### Task:
Take every line from the listing below that contains "username".

━━━

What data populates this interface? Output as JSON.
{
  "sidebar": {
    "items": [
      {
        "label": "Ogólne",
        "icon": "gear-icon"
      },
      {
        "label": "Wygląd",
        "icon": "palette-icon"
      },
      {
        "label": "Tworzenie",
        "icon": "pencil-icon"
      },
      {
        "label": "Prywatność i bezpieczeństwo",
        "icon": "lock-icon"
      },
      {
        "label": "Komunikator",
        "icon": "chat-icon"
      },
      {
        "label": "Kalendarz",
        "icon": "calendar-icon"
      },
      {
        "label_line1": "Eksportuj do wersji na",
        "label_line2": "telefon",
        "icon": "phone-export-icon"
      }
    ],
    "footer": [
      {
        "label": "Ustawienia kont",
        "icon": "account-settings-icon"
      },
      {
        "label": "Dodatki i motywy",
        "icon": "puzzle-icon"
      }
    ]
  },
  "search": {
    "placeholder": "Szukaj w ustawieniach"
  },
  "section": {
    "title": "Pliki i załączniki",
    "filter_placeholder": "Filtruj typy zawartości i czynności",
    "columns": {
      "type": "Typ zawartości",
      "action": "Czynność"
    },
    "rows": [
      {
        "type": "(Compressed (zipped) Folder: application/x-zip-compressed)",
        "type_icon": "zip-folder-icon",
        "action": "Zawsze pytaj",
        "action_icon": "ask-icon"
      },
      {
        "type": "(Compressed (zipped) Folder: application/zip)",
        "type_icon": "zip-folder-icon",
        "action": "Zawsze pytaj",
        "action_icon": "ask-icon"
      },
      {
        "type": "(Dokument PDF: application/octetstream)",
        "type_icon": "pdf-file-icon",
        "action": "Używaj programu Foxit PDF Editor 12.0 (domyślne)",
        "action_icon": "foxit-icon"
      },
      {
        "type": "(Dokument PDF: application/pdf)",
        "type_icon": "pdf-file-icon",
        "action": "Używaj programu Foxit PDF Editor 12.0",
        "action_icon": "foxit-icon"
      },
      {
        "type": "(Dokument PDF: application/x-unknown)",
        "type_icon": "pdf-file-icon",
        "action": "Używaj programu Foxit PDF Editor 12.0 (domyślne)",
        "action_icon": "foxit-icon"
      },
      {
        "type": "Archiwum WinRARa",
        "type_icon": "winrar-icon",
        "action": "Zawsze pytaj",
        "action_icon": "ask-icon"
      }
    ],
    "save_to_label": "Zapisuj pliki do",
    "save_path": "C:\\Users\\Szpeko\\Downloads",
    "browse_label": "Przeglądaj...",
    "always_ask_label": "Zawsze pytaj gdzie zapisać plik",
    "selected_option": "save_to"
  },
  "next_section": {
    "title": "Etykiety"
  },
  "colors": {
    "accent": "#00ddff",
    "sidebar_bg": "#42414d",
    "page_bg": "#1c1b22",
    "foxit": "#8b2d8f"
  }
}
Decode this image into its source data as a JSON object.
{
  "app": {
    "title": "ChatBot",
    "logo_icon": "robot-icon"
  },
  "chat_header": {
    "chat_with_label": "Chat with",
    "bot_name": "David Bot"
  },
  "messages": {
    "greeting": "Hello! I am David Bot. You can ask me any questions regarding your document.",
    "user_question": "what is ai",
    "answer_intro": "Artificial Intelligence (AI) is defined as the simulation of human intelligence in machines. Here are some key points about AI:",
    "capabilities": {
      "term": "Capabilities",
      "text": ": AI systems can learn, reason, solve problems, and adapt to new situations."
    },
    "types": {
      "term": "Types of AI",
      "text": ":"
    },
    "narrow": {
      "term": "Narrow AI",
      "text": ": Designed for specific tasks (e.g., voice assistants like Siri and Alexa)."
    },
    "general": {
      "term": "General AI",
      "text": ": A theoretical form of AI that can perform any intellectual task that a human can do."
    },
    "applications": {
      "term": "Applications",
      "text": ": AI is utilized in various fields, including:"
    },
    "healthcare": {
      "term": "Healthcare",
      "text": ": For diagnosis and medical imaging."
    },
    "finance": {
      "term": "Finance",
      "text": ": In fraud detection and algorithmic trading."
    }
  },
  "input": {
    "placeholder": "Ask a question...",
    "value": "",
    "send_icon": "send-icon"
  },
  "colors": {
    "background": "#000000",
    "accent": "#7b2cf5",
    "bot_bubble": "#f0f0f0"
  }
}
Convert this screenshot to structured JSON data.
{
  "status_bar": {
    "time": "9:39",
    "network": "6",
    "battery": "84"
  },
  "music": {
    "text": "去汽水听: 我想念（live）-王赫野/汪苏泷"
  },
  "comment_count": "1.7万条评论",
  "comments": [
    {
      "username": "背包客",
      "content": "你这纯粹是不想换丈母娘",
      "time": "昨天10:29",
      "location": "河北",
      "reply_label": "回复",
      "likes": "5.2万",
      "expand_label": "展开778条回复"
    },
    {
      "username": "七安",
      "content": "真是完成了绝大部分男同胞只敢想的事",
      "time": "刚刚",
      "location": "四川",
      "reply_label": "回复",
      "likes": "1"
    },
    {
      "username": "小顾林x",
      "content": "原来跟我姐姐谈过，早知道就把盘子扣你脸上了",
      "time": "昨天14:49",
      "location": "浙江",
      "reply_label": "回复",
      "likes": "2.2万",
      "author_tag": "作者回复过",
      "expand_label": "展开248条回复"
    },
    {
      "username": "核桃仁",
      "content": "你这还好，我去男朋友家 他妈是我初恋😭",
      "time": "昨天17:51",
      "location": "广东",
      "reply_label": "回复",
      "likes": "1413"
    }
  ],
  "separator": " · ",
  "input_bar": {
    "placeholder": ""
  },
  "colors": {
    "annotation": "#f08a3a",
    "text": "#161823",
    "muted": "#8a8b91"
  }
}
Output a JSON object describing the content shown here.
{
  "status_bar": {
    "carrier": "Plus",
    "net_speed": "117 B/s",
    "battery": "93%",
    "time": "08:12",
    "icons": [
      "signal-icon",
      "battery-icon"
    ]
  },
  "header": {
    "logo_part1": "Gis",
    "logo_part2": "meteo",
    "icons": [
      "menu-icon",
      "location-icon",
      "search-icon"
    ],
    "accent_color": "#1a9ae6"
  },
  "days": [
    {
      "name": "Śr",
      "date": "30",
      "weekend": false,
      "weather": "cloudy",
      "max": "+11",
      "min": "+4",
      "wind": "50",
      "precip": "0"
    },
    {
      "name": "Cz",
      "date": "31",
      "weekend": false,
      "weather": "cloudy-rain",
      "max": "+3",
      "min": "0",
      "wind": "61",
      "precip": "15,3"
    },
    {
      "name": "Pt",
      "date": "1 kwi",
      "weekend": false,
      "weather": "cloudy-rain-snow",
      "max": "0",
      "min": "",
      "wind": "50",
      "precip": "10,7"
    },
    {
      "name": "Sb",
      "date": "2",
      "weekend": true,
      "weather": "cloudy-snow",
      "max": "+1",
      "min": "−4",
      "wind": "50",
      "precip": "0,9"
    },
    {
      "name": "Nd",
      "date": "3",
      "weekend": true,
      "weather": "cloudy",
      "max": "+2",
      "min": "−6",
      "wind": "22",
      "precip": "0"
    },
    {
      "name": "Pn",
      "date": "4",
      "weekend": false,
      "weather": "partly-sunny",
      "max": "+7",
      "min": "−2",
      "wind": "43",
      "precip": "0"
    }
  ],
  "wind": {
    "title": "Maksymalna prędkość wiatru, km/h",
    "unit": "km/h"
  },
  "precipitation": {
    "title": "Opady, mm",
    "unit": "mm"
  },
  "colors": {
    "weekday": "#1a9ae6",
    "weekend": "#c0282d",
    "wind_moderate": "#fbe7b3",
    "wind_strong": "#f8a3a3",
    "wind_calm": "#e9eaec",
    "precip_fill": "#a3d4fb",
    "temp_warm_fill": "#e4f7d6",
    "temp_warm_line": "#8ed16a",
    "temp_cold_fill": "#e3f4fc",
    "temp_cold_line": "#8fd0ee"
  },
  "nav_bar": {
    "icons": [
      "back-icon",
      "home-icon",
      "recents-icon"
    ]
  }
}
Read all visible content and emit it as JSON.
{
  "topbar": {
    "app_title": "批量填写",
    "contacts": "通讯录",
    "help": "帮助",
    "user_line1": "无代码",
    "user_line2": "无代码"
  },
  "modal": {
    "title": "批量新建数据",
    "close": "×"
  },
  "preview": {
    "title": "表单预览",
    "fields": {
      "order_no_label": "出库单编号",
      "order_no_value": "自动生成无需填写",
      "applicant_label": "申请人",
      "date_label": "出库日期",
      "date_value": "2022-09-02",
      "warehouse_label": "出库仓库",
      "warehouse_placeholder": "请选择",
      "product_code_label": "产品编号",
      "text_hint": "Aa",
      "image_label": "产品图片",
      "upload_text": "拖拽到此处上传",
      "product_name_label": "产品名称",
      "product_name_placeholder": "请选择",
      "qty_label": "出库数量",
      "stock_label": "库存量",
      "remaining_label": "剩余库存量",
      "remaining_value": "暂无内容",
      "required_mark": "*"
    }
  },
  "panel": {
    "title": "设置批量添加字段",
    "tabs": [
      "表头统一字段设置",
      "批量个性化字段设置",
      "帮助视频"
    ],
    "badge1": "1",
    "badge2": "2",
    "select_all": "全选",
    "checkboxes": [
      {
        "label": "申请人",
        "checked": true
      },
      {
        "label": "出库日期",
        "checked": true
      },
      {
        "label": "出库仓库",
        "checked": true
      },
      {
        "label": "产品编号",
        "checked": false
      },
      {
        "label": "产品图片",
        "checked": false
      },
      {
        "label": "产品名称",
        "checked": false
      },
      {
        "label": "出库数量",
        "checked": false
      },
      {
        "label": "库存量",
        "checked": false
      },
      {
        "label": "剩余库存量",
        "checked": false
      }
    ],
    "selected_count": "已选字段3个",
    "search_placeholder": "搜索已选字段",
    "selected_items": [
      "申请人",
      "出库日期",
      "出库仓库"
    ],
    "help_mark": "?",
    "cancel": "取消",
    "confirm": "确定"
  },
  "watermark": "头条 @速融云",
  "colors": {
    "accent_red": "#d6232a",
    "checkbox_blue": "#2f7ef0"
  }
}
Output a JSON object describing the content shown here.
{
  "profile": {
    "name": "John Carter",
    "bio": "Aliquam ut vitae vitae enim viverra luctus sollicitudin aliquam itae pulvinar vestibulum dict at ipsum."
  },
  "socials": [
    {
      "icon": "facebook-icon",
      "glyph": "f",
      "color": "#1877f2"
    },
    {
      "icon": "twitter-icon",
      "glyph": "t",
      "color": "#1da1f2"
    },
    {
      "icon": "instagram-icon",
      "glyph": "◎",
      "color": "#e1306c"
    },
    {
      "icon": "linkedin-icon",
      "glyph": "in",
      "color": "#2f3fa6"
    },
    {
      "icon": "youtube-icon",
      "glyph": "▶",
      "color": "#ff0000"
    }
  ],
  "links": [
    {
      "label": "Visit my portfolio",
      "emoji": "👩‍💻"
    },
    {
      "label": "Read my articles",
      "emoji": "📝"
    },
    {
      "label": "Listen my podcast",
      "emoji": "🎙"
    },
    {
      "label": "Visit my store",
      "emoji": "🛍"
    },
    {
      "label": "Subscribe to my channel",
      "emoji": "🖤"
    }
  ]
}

━━━

### Task response:
      "username": "背包客",
      "username": "七安",
      "username": "小顾林x",
      "username": "核桃仁",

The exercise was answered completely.